## Information given
--------

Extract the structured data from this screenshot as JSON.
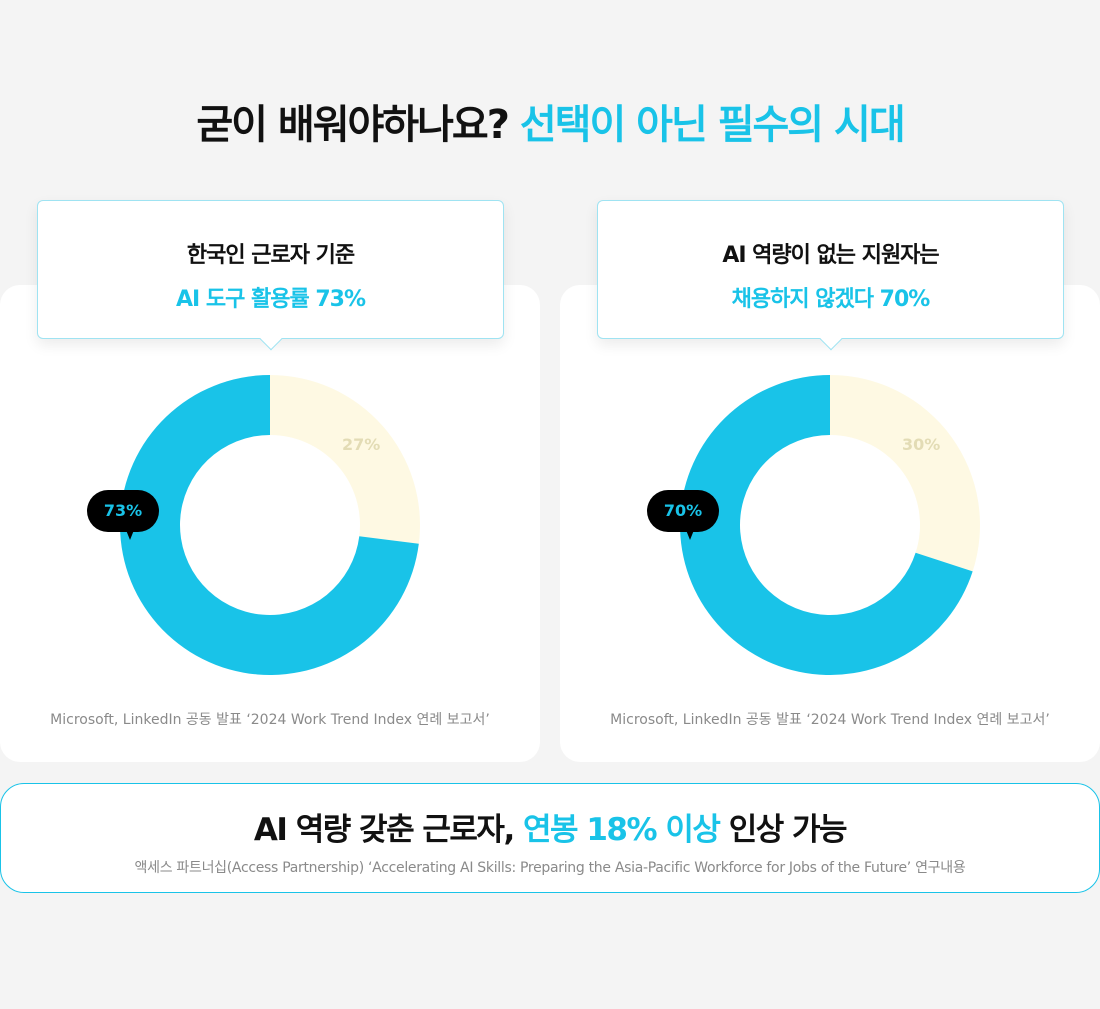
{
  "title": {
    "part1": "굳이 배워야하나요?",
    "part2": "선택이 아닌 필수의 시대"
  },
  "colors": {
    "accent": "#19c3e8",
    "minor": "#fef9e3",
    "tag_bg": "#000000"
  },
  "chart_data": [
    {
      "type": "pie",
      "title_line1": "한국인 근로자 기준",
      "title_line2": "AI 도구 활용률 73%",
      "slices": [
        {
          "value": 27,
          "label": "27%",
          "color": "#fef9e3"
        },
        {
          "value": 73,
          "label": "73%",
          "color": "#19c3e8"
        }
      ],
      "source": "Microsoft, LinkedIn 공동 발표 ‘2024 Work Trend Index 연례 보고서’"
    },
    {
      "type": "pie",
      "title_line1": "AI 역량이 없는 지원자는",
      "title_line2": "채용하지 않겠다 70%",
      "slices": [
        {
          "value": 30,
          "label": "30%",
          "color": "#fef9e3"
        },
        {
          "value": 70,
          "label": "70%",
          "color": "#19c3e8"
        }
      ],
      "source": "Microsoft, LinkedIn 공동 발표 ‘2024 Work Trend Index 연례 보고서’"
    }
  ],
  "bottom": {
    "head_a": "AI 역량 갖춘 근로자, ",
    "head_b": "연봉 18% 이상",
    "head_c": " 인상 가능",
    "source": "액세스 파트너십(Access Partnership) ‘Accelerating AI Skills: Preparing the Asia-Pacific Workforce for Jobs of the Future’ 연구내용"
  }
}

--------

## Directive
Copy out every line of the material above exactly, skipping the pictures.

## Answer to this problem
Extract the structured data from this screenshot as JSON.
{
  "title": {
    "part1": "굳이 배워야하나요?",
    "part2": "선택이 아닌 필수의 시대"
  },
  "colors": {
    "accent": "#19c3e8",
    "minor": "#fef9e3",
    "tag_bg": "#000000"
  },
  "chart_data": [
    {
      "type": "pie",
      "title_line1": "한국인 근로자 기준",
      "title_line2": "AI 도구 활용률 73%",
      "slices": [
        {
          "value": 27,
          "label": "27%",
          "color": "#fef9e3"
        },
        {
          "value": 73,
          "label": "73%",
          "color": "#19c3e8"
        }
      ],
      "source": "Microsoft, LinkedIn 공동 발표 ‘2024 Work Trend Index 연례 보고서’"
    },
    {
      "type": "pie",
      "title_line1": "AI 역량이 없는 지원자는",
      "title_line2": "채용하지 않겠다 70%",
      "slices": [
        {
          "value": 30,
          "label": "30%",
          "color": "#fef9e3"
        },
        {
          "value": 70,
          "label": "70%",
          "color": "#19c3e8"
        }
      ],
      "source": "Microsoft, LinkedIn 공동 발표 ‘2024 Work Trend Index 연례 보고서’"
    }
  ],
  "bottom": {
    "head_a": "AI 역량 갖춘 근로자, ",
    "head_b": "연봉 18% 이상",
    "head_c": " 인상 가능",
    "source": "액세스 파트너십(Access Partnership) ‘Accelerating AI Skills: Preparing the Asia-Pacific Workforce for Jobs of the Future’ 연구내용"
  }
}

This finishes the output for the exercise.